OBJECTIVE
Arrange the lines of the listing below as a JSON list of strings, one string per line and no blank lines, starting at the line that contains "copyright: Copyright ©" and ending at the line that contains "segment-label: Female 25%".

-- Start of GIVEN RECORDS --

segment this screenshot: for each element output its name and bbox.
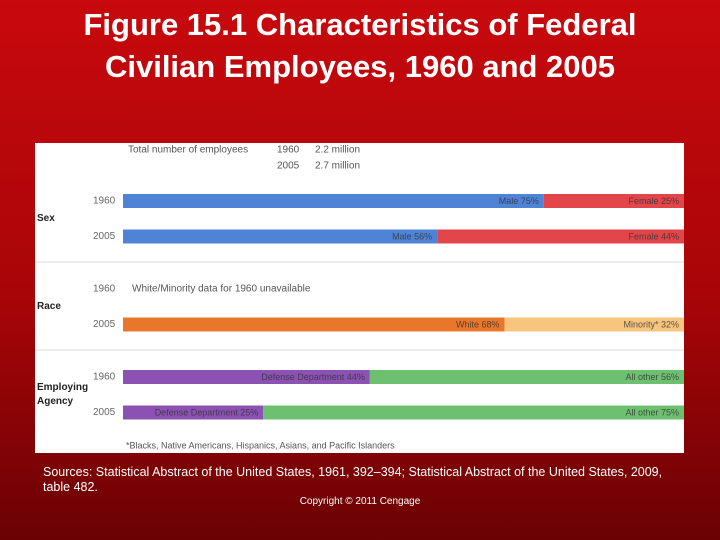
copyright: Copyright © 2011 Cengage [299, 496, 421, 507]
group-label: Employing Agency [37, 381, 89, 407]
bar-segment [123, 194, 544, 208]
group-label: Race [37, 300, 61, 312]
total-label: Total number of employees [128, 145, 248, 156]
segment-label: Female 25% [628, 196, 679, 206]
row-note: White/Minority data for 1960 unavailable [132, 284, 311, 295]
row-year: 2005 [93, 407, 116, 418]
segment-label: Male 75% [499, 196, 539, 206]
bar-segment [543, 194, 684, 208]
segment-label: All other 56% [625, 372, 679, 382]
segment-label: Minority* 32% [623, 319, 679, 329]
bar-segment [437, 229, 684, 244]
segment-label: All other 75% [625, 407, 679, 417]
row-year: 2005 [93, 231, 116, 242]
footnote: *Blacks, Native Americans, Hispanics, As… [126, 440, 395, 450]
sources: Sources: Statistical Abstract of the Uni… [43, 465, 663, 494]
group-label: Sex [37, 212, 55, 224]
chart-title: Figure 15.1 Characteristics of Federal C… [83, 7, 637, 84]
bar-segment [123, 405, 264, 420]
bar-segment [123, 229, 438, 244]
row-year: 1960 [93, 284, 116, 295]
bar-segment [123, 370, 370, 384]
total-value: 2.7 million [315, 161, 360, 172]
bar-segment [369, 370, 684, 384]
segment-label: Defense Department 44% [261, 372, 365, 382]
segment-label: Defense Department 25% [155, 407, 259, 417]
segment-label: White 68% [456, 319, 500, 329]
segment-label: Male 56% [392, 231, 432, 241]
row-year: 1960 [93, 372, 116, 383]
row-year: 2005 [93, 319, 116, 330]
total-year: 1960 [277, 145, 300, 156]
bar-segment [504, 317, 684, 332]
total-value: 2.2 million [315, 145, 360, 156]
bar-segment [263, 405, 684, 420]
segment-label: Female 44% [628, 231, 679, 241]
bar-segment [123, 317, 505, 332]
total-year: 2005 [277, 161, 300, 172]
row-year: 1960 [93, 196, 116, 207]
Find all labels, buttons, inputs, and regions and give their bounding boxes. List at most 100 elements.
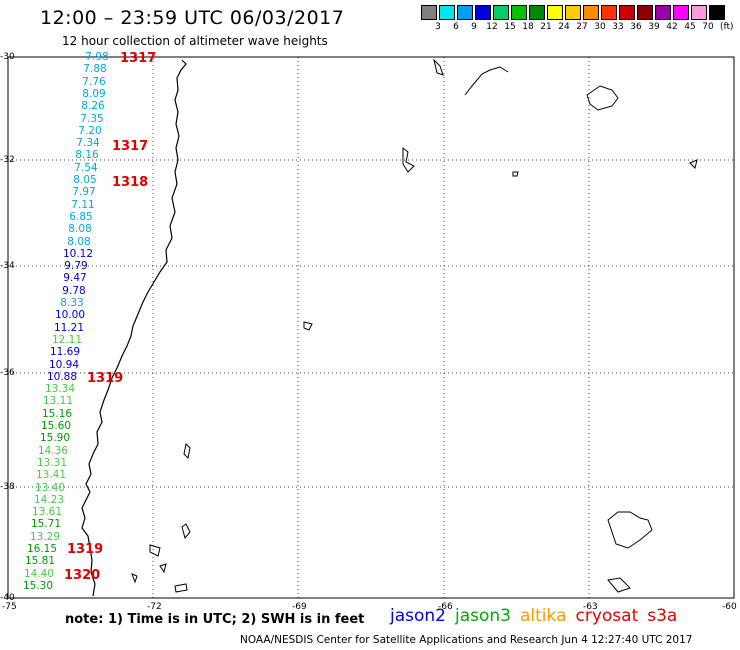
wave-height-value: 15.30 bbox=[22, 579, 54, 592]
wave-height-value: 7.35 bbox=[80, 112, 104, 125]
legend-swatch bbox=[709, 5, 725, 20]
pass-number: 1318 bbox=[112, 175, 149, 190]
wave-height-value: 12.11 bbox=[51, 333, 83, 346]
legend-swatch bbox=[439, 5, 455, 20]
latitude-label: -30 bbox=[0, 52, 15, 62]
legend-level-label: 70 bbox=[702, 22, 714, 32]
wave-height-value: 8.33 bbox=[60, 297, 84, 309]
wave-height-value: 13.40 bbox=[34, 481, 66, 494]
wave-height-value: 14.36 bbox=[37, 444, 69, 457]
wave-height-value: 13.11 bbox=[42, 395, 74, 408]
legend-level-label: 9 bbox=[471, 22, 477, 32]
wave-height-value: 14.40 bbox=[23, 567, 55, 580]
wave-height-value: 8.26 bbox=[81, 100, 105, 113]
legend-level-label: 24 bbox=[558, 22, 570, 32]
latitude-label: -36 bbox=[0, 368, 15, 378]
legend-swatch bbox=[673, 5, 689, 20]
wave-height-value: 8.09 bbox=[82, 87, 106, 100]
legend-swatch bbox=[565, 5, 581, 20]
legend-level-label: 12 bbox=[486, 22, 498, 32]
legend-swatch bbox=[547, 5, 563, 20]
wave-height-value: 8.08 bbox=[67, 235, 91, 248]
pass-number: 1317 bbox=[112, 139, 149, 154]
wave-height-value: 7.11 bbox=[71, 198, 95, 211]
wave-height-value: 13.34 bbox=[44, 383, 76, 396]
legend-swatch bbox=[511, 5, 527, 20]
wave-height-value: 9.47 bbox=[63, 272, 87, 285]
wave-height-value: 6.85 bbox=[69, 210, 93, 223]
satellite-jason3: jason3 bbox=[455, 606, 511, 626]
legend-swatch bbox=[637, 5, 653, 20]
wave-height-value: 9.78 bbox=[62, 284, 86, 297]
legend-swatch bbox=[619, 5, 635, 20]
wave-height-value: 13.61 bbox=[31, 506, 63, 519]
satellite-legend: jason2 jason3 altika cryosat s3a bbox=[390, 606, 686, 626]
legend-level-label: 18 bbox=[522, 22, 534, 32]
units-note: note: 1) Time is in UTC; 2) SWH is in fe… bbox=[65, 612, 365, 627]
pass-number: 1317 bbox=[120, 51, 157, 66]
satellite-s3a: s3a bbox=[647, 606, 678, 626]
wave-height-value: 13.41 bbox=[35, 469, 67, 482]
legend-unit: (ft) bbox=[720, 22, 734, 32]
wave-height-value: 7.34 bbox=[76, 137, 100, 150]
satellite-jason2: jason2 bbox=[390, 606, 446, 626]
wave-height-value: 15.71 bbox=[30, 518, 62, 531]
legend-swatch bbox=[691, 5, 707, 20]
wave-height-value: 10.94 bbox=[48, 358, 80, 371]
legend-level-label: 15 bbox=[504, 22, 516, 32]
legend-level-label: 36 bbox=[630, 22, 642, 32]
credits-footer: NOAA/NESDIS Center for Satellite Applica… bbox=[240, 634, 693, 646]
legend-swatch bbox=[475, 5, 491, 20]
wave-height-value: 8.16 bbox=[75, 149, 99, 162]
wave-height-value: 9.79 bbox=[64, 260, 88, 273]
latitude-label: -32 bbox=[0, 155, 15, 165]
legend-swatch bbox=[493, 5, 509, 20]
wave-height-value: 15.16 bbox=[41, 407, 73, 420]
longitude-label: -66 bbox=[438, 602, 453, 612]
longitude-label: -69 bbox=[292, 602, 307, 612]
wave-height-value: 7.20 bbox=[78, 124, 102, 137]
pass-number: 1319 bbox=[87, 371, 124, 386]
legend-level-label: 6 bbox=[453, 22, 459, 32]
legend-swatch bbox=[601, 5, 617, 20]
wave-height-value: 15.60 bbox=[40, 420, 72, 432]
legend-level-label: 30 bbox=[594, 22, 606, 32]
wave-height-value: 8.05 bbox=[73, 174, 97, 186]
islands bbox=[131, 58, 698, 593]
wave-height-value: 13.31 bbox=[36, 456, 68, 469]
wave-height-value: 7.97 bbox=[72, 186, 96, 199]
wave-height-value: 13.29 bbox=[29, 530, 61, 543]
legend-level-label: 33 bbox=[612, 22, 624, 32]
wave-height-value: 11.69 bbox=[49, 346, 81, 359]
wave-height-value: 7.88 bbox=[83, 63, 107, 76]
wave-height-value: 7.76 bbox=[82, 75, 106, 88]
wave-height-value: 7.98 bbox=[85, 51, 109, 63]
chile-coastline bbox=[81, 59, 187, 597]
wave-height-value: 15.90 bbox=[39, 432, 71, 445]
lat-lon-grid bbox=[8, 57, 734, 598]
legend-level-label: 39 bbox=[648, 22, 660, 32]
wave-height-value: 16.15 bbox=[26, 543, 58, 555]
map-subtitle: 12 hour collection of altimeter wave hei… bbox=[62, 34, 328, 48]
pass-number: 1319 bbox=[67, 542, 104, 557]
legend-level-label: 45 bbox=[684, 22, 696, 32]
wave-height-value: 14.23 bbox=[33, 493, 65, 506]
wave-height-value: 8.08 bbox=[68, 223, 92, 236]
longitude-label: -72 bbox=[147, 602, 162, 612]
legend-level-label: 21 bbox=[540, 22, 552, 32]
legend-swatch bbox=[421, 5, 437, 20]
legend-swatch bbox=[583, 5, 599, 20]
wave-height-value: 10.88 bbox=[46, 370, 78, 383]
wave-height-value: 15.81 bbox=[24, 555, 56, 568]
wave-height-value: 10.00 bbox=[54, 309, 86, 322]
legend-level-label: 3 bbox=[435, 22, 441, 32]
wave-height-value: 11.21 bbox=[53, 321, 85, 334]
latitude-label: -40 bbox=[0, 593, 15, 603]
latitude-label: -34 bbox=[0, 261, 15, 271]
satellite-cryosat: cryosat bbox=[575, 606, 639, 626]
legend-swatch bbox=[529, 5, 545, 20]
wave-height-value: 10.12 bbox=[62, 247, 94, 260]
latitude-label: -38 bbox=[0, 482, 15, 492]
longitude-label: -60 bbox=[722, 602, 737, 612]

-- End of GIVEN RECORDS --

SOLUTION TO THIS TASK
[
  "copyright: Copyright © 2011 Cengage [299, 496, 421, 507]",
  "group-label: Employing Agency [37, 381, 89, 407]",
  "bar-segment [123, 194, 544, 208]",
  "group-label: Race [37, 300, 61, 312]",
  "total-label: Total number of employees [128, 145, 248, 156]",
  "segment-label: Female 25% [628, 196, 679, 206]"
]